Every entry below should be repeated exactly; the pictures should not.

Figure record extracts
++++

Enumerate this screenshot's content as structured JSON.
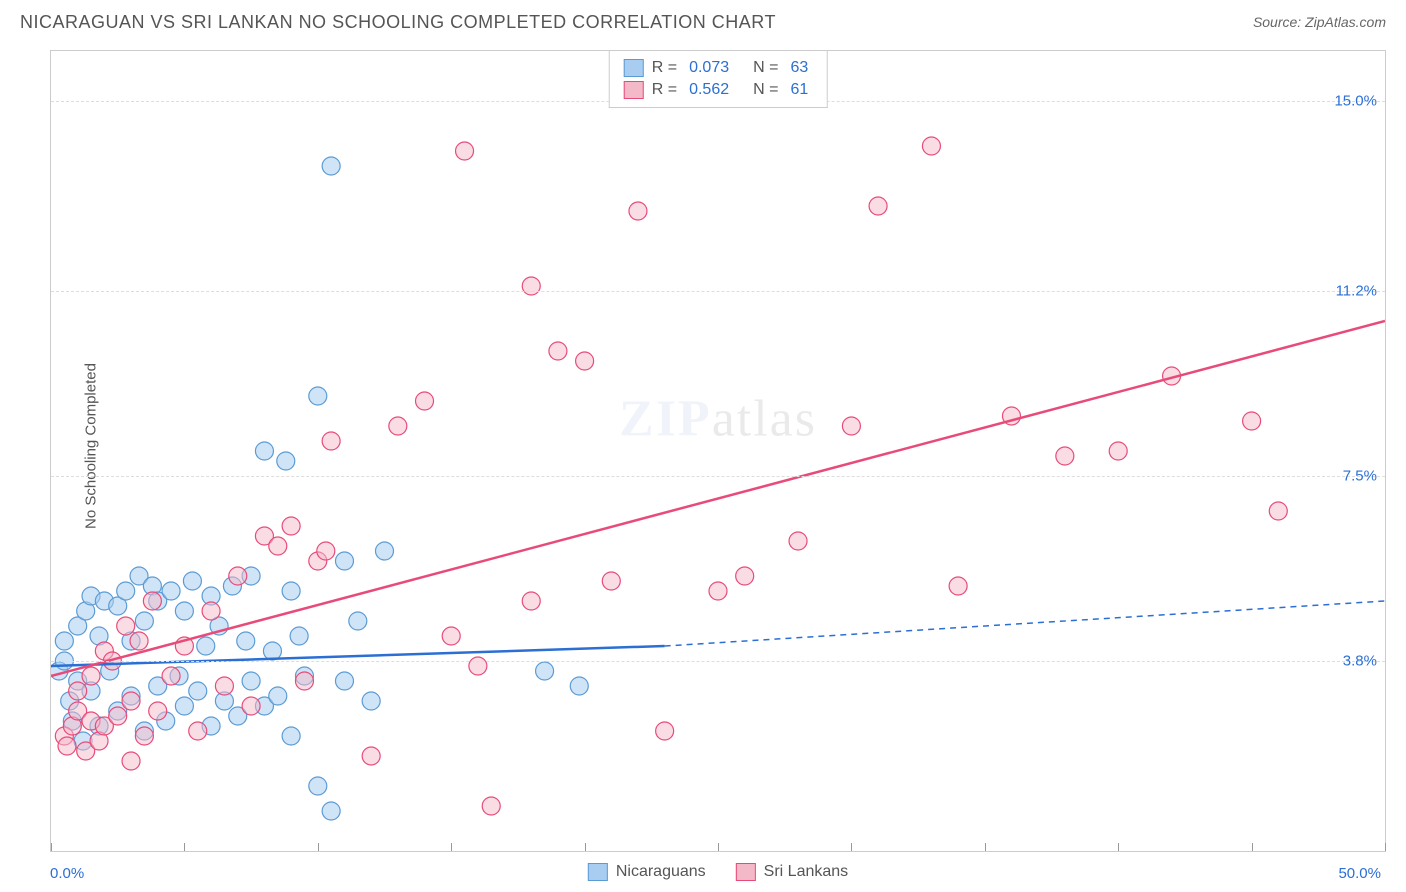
{
  "header": {
    "title": "NICARAGUAN VS SRI LANKAN NO SCHOOLING COMPLETED CORRELATION CHART",
    "source_prefix": "Source: ",
    "source": "ZipAtlas.com"
  },
  "y_axis_label": "No Schooling Completed",
  "watermark": {
    "zip": "ZIP",
    "atlas": "atlas"
  },
  "chart": {
    "type": "scatter",
    "background_color": "#ffffff",
    "grid_color": "#dddddd",
    "border_color": "#cccccc",
    "x_min": 0.0,
    "x_max": 50.0,
    "y_min": 0.0,
    "y_max": 16.0,
    "x_origin_label": "0.0%",
    "x_max_label": "50.0%",
    "x_ticks": [
      0,
      5,
      10,
      15,
      20,
      25,
      30,
      35,
      40,
      45,
      50
    ],
    "y_gridlines": [
      3.8,
      7.5,
      11.2,
      15.0
    ],
    "y_tick_labels": [
      "3.8%",
      "7.5%",
      "11.2%",
      "15.0%"
    ],
    "marker_radius": 9,
    "marker_stroke_width": 1.2,
    "trend_stroke_width": 2.5,
    "series": [
      {
        "name": "Nicaraguans",
        "fill": "#a9cdf0",
        "stroke": "#5b9bd5",
        "fill_opacity": 0.55,
        "r_value": "0.073",
        "n_value": "63",
        "trend": {
          "x1": 0,
          "y1": 3.7,
          "x2_solid": 23,
          "y2_solid": 4.1,
          "x2": 50,
          "y2": 5.0,
          "color": "#2b6fd4"
        },
        "points": [
          [
            0.3,
            3.6
          ],
          [
            0.5,
            3.8
          ],
          [
            0.5,
            4.2
          ],
          [
            0.7,
            3.0
          ],
          [
            0.8,
            2.6
          ],
          [
            1.0,
            3.4
          ],
          [
            1.0,
            4.5
          ],
          [
            1.2,
            2.2
          ],
          [
            1.3,
            4.8
          ],
          [
            1.5,
            3.2
          ],
          [
            1.5,
            5.1
          ],
          [
            1.8,
            2.5
          ],
          [
            1.8,
            4.3
          ],
          [
            2.0,
            5.0
          ],
          [
            2.2,
            3.6
          ],
          [
            2.5,
            4.9
          ],
          [
            2.5,
            2.8
          ],
          [
            2.8,
            5.2
          ],
          [
            3.0,
            3.1
          ],
          [
            3.0,
            4.2
          ],
          [
            3.3,
            5.5
          ],
          [
            3.5,
            2.4
          ],
          [
            3.5,
            4.6
          ],
          [
            3.8,
            5.3
          ],
          [
            4.0,
            3.3
          ],
          [
            4.0,
            5.0
          ],
          [
            4.3,
            2.6
          ],
          [
            4.5,
            5.2
          ],
          [
            4.8,
            3.5
          ],
          [
            5.0,
            4.8
          ],
          [
            5.0,
            2.9
          ],
          [
            5.3,
            5.4
          ],
          [
            5.5,
            3.2
          ],
          [
            5.8,
            4.1
          ],
          [
            6.0,
            5.1
          ],
          [
            6.0,
            2.5
          ],
          [
            6.3,
            4.5
          ],
          [
            6.5,
            3.0
          ],
          [
            6.8,
            5.3
          ],
          [
            7.0,
            2.7
          ],
          [
            7.3,
            4.2
          ],
          [
            7.5,
            3.4
          ],
          [
            7.5,
            5.5
          ],
          [
            8.0,
            2.9
          ],
          [
            8.0,
            8.0
          ],
          [
            8.3,
            4.0
          ],
          [
            8.5,
            3.1
          ],
          [
            8.8,
            7.8
          ],
          [
            9.0,
            5.2
          ],
          [
            9.0,
            2.3
          ],
          [
            9.3,
            4.3
          ],
          [
            9.5,
            3.5
          ],
          [
            10.0,
            9.1
          ],
          [
            10.0,
            1.3
          ],
          [
            10.5,
            13.7
          ],
          [
            10.5,
            0.8
          ],
          [
            11.0,
            5.8
          ],
          [
            11.0,
            3.4
          ],
          [
            11.5,
            4.6
          ],
          [
            12.0,
            3.0
          ],
          [
            12.5,
            6.0
          ],
          [
            18.5,
            3.6
          ],
          [
            19.8,
            3.3
          ]
        ]
      },
      {
        "name": "Sri Lankans",
        "fill": "#f4b9c9",
        "stroke": "#e84b7a",
        "fill_opacity": 0.5,
        "r_value": "0.562",
        "n_value": "61",
        "trend": {
          "x1": 0,
          "y1": 3.5,
          "x2_solid": 50,
          "y2_solid": 10.6,
          "x2": 50,
          "y2": 10.6,
          "color": "#e84b7a"
        },
        "points": [
          [
            0.5,
            2.3
          ],
          [
            0.6,
            2.1
          ],
          [
            0.8,
            2.5
          ],
          [
            1.0,
            2.8
          ],
          [
            1.0,
            3.2
          ],
          [
            1.3,
            2.0
          ],
          [
            1.5,
            2.6
          ],
          [
            1.5,
            3.5
          ],
          [
            1.8,
            2.2
          ],
          [
            2.0,
            4.0
          ],
          [
            2.0,
            2.5
          ],
          [
            2.3,
            3.8
          ],
          [
            2.5,
            2.7
          ],
          [
            2.8,
            4.5
          ],
          [
            3.0,
            3.0
          ],
          [
            3.0,
            1.8
          ],
          [
            3.3,
            4.2
          ],
          [
            3.5,
            2.3
          ],
          [
            3.8,
            5.0
          ],
          [
            4.0,
            2.8
          ],
          [
            4.5,
            3.5
          ],
          [
            5.0,
            4.1
          ],
          [
            5.5,
            2.4
          ],
          [
            6.0,
            4.8
          ],
          [
            6.5,
            3.3
          ],
          [
            7.0,
            5.5
          ],
          [
            7.5,
            2.9
          ],
          [
            8.0,
            6.3
          ],
          [
            8.5,
            6.1
          ],
          [
            9.0,
            6.5
          ],
          [
            9.5,
            3.4
          ],
          [
            10.0,
            5.8
          ],
          [
            10.3,
            6.0
          ],
          [
            10.5,
            8.2
          ],
          [
            12.0,
            1.9
          ],
          [
            13.0,
            8.5
          ],
          [
            14.0,
            9.0
          ],
          [
            15.0,
            4.3
          ],
          [
            15.5,
            14.0
          ],
          [
            16.0,
            3.7
          ],
          [
            16.5,
            0.9
          ],
          [
            18.0,
            11.3
          ],
          [
            18.0,
            5.0
          ],
          [
            19.0,
            10.0
          ],
          [
            20.0,
            9.8
          ],
          [
            21.0,
            5.4
          ],
          [
            22.0,
            12.8
          ],
          [
            23.0,
            2.4
          ],
          [
            25.0,
            5.2
          ],
          [
            26.0,
            5.5
          ],
          [
            28.0,
            6.2
          ],
          [
            30.0,
            8.5
          ],
          [
            31.0,
            12.9
          ],
          [
            33.0,
            14.1
          ],
          [
            34.0,
            5.3
          ],
          [
            36.0,
            8.7
          ],
          [
            38.0,
            7.9
          ],
          [
            40.0,
            8.0
          ],
          [
            42.0,
            9.5
          ],
          [
            45.0,
            8.6
          ],
          [
            46.0,
            6.8
          ]
        ]
      }
    ]
  },
  "top_legend": {
    "r_label": "R =",
    "n_label": "N ="
  },
  "bottom_legend": {
    "series1": "Nicaraguans",
    "series2": "Sri Lankans"
  }
}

++++

◆ **Answer in full**:
Enumerate this screenshot's content as structured JSON.
{
  "header": {
    "title": "NICARAGUAN VS SRI LANKAN NO SCHOOLING COMPLETED CORRELATION CHART",
    "source_prefix": "Source: ",
    "source": "ZipAtlas.com"
  },
  "y_axis_label": "No Schooling Completed",
  "watermark": {
    "zip": "ZIP",
    "atlas": "atlas"
  },
  "chart": {
    "type": "scatter",
    "background_color": "#ffffff",
    "grid_color": "#dddddd",
    "border_color": "#cccccc",
    "x_min": 0.0,
    "x_max": 50.0,
    "y_min": 0.0,
    "y_max": 16.0,
    "x_origin_label": "0.0%",
    "x_max_label": "50.0%",
    "x_ticks": [
      0,
      5,
      10,
      15,
      20,
      25,
      30,
      35,
      40,
      45,
      50
    ],
    "y_gridlines": [
      3.8,
      7.5,
      11.2,
      15.0
    ],
    "y_tick_labels": [
      "3.8%",
      "7.5%",
      "11.2%",
      "15.0%"
    ],
    "marker_radius": 9,
    "marker_stroke_width": 1.2,
    "trend_stroke_width": 2.5,
    "series": [
      {
        "name": "Nicaraguans",
        "fill": "#a9cdf0",
        "stroke": "#5b9bd5",
        "fill_opacity": 0.55,
        "r_value": "0.073",
        "n_value": "63",
        "trend": {
          "x1": 0,
          "y1": 3.7,
          "x2_solid": 23,
          "y2_solid": 4.1,
          "x2": 50,
          "y2": 5.0,
          "color": "#2b6fd4"
        },
        "points": [
          [
            0.3,
            3.6
          ],
          [
            0.5,
            3.8
          ],
          [
            0.5,
            4.2
          ],
          [
            0.7,
            3.0
          ],
          [
            0.8,
            2.6
          ],
          [
            1.0,
            3.4
          ],
          [
            1.0,
            4.5
          ],
          [
            1.2,
            2.2
          ],
          [
            1.3,
            4.8
          ],
          [
            1.5,
            3.2
          ],
          [
            1.5,
            5.1
          ],
          [
            1.8,
            2.5
          ],
          [
            1.8,
            4.3
          ],
          [
            2.0,
            5.0
          ],
          [
            2.2,
            3.6
          ],
          [
            2.5,
            4.9
          ],
          [
            2.5,
            2.8
          ],
          [
            2.8,
            5.2
          ],
          [
            3.0,
            3.1
          ],
          [
            3.0,
            4.2
          ],
          [
            3.3,
            5.5
          ],
          [
            3.5,
            2.4
          ],
          [
            3.5,
            4.6
          ],
          [
            3.8,
            5.3
          ],
          [
            4.0,
            3.3
          ],
          [
            4.0,
            5.0
          ],
          [
            4.3,
            2.6
          ],
          [
            4.5,
            5.2
          ],
          [
            4.8,
            3.5
          ],
          [
            5.0,
            4.8
          ],
          [
            5.0,
            2.9
          ],
          [
            5.3,
            5.4
          ],
          [
            5.5,
            3.2
          ],
          [
            5.8,
            4.1
          ],
          [
            6.0,
            5.1
          ],
          [
            6.0,
            2.5
          ],
          [
            6.3,
            4.5
          ],
          [
            6.5,
            3.0
          ],
          [
            6.8,
            5.3
          ],
          [
            7.0,
            2.7
          ],
          [
            7.3,
            4.2
          ],
          [
            7.5,
            3.4
          ],
          [
            7.5,
            5.5
          ],
          [
            8.0,
            2.9
          ],
          [
            8.0,
            8.0
          ],
          [
            8.3,
            4.0
          ],
          [
            8.5,
            3.1
          ],
          [
            8.8,
            7.8
          ],
          [
            9.0,
            5.2
          ],
          [
            9.0,
            2.3
          ],
          [
            9.3,
            4.3
          ],
          [
            9.5,
            3.5
          ],
          [
            10.0,
            9.1
          ],
          [
            10.0,
            1.3
          ],
          [
            10.5,
            13.7
          ],
          [
            10.5,
            0.8
          ],
          [
            11.0,
            5.8
          ],
          [
            11.0,
            3.4
          ],
          [
            11.5,
            4.6
          ],
          [
            12.0,
            3.0
          ],
          [
            12.5,
            6.0
          ],
          [
            18.5,
            3.6
          ],
          [
            19.8,
            3.3
          ]
        ]
      },
      {
        "name": "Sri Lankans",
        "fill": "#f4b9c9",
        "stroke": "#e84b7a",
        "fill_opacity": 0.5,
        "r_value": "0.562",
        "n_value": "61",
        "trend": {
          "x1": 0,
          "y1": 3.5,
          "x2_solid": 50,
          "y2_solid": 10.6,
          "x2": 50,
          "y2": 10.6,
          "color": "#e84b7a"
        },
        "points": [
          [
            0.5,
            2.3
          ],
          [
            0.6,
            2.1
          ],
          [
            0.8,
            2.5
          ],
          [
            1.0,
            2.8
          ],
          [
            1.0,
            3.2
          ],
          [
            1.3,
            2.0
          ],
          [
            1.5,
            2.6
          ],
          [
            1.5,
            3.5
          ],
          [
            1.8,
            2.2
          ],
          [
            2.0,
            4.0
          ],
          [
            2.0,
            2.5
          ],
          [
            2.3,
            3.8
          ],
          [
            2.5,
            2.7
          ],
          [
            2.8,
            4.5
          ],
          [
            3.0,
            3.0
          ],
          [
            3.0,
            1.8
          ],
          [
            3.3,
            4.2
          ],
          [
            3.5,
            2.3
          ],
          [
            3.8,
            5.0
          ],
          [
            4.0,
            2.8
          ],
          [
            4.5,
            3.5
          ],
          [
            5.0,
            4.1
          ],
          [
            5.5,
            2.4
          ],
          [
            6.0,
            4.8
          ],
          [
            6.5,
            3.3
          ],
          [
            7.0,
            5.5
          ],
          [
            7.5,
            2.9
          ],
          [
            8.0,
            6.3
          ],
          [
            8.5,
            6.1
          ],
          [
            9.0,
            6.5
          ],
          [
            9.5,
            3.4
          ],
          [
            10.0,
            5.8
          ],
          [
            10.3,
            6.0
          ],
          [
            10.5,
            8.2
          ],
          [
            12.0,
            1.9
          ],
          [
            13.0,
            8.5
          ],
          [
            14.0,
            9.0
          ],
          [
            15.0,
            4.3
          ],
          [
            15.5,
            14.0
          ],
          [
            16.0,
            3.7
          ],
          [
            16.5,
            0.9
          ],
          [
            18.0,
            11.3
          ],
          [
            18.0,
            5.0
          ],
          [
            19.0,
            10.0
          ],
          [
            20.0,
            9.8
          ],
          [
            21.0,
            5.4
          ],
          [
            22.0,
            12.8
          ],
          [
            23.0,
            2.4
          ],
          [
            25.0,
            5.2
          ],
          [
            26.0,
            5.5
          ],
          [
            28.0,
            6.2
          ],
          [
            30.0,
            8.5
          ],
          [
            31.0,
            12.9
          ],
          [
            33.0,
            14.1
          ],
          [
            34.0,
            5.3
          ],
          [
            36.0,
            8.7
          ],
          [
            38.0,
            7.9
          ],
          [
            40.0,
            8.0
          ],
          [
            42.0,
            9.5
          ],
          [
            45.0,
            8.6
          ],
          [
            46.0,
            6.8
          ]
        ]
      }
    ]
  },
  "top_legend": {
    "r_label": "R =",
    "n_label": "N ="
  },
  "bottom_legend": {
    "series1": "Nicaraguans",
    "series2": "Sri Lankans"
  }
}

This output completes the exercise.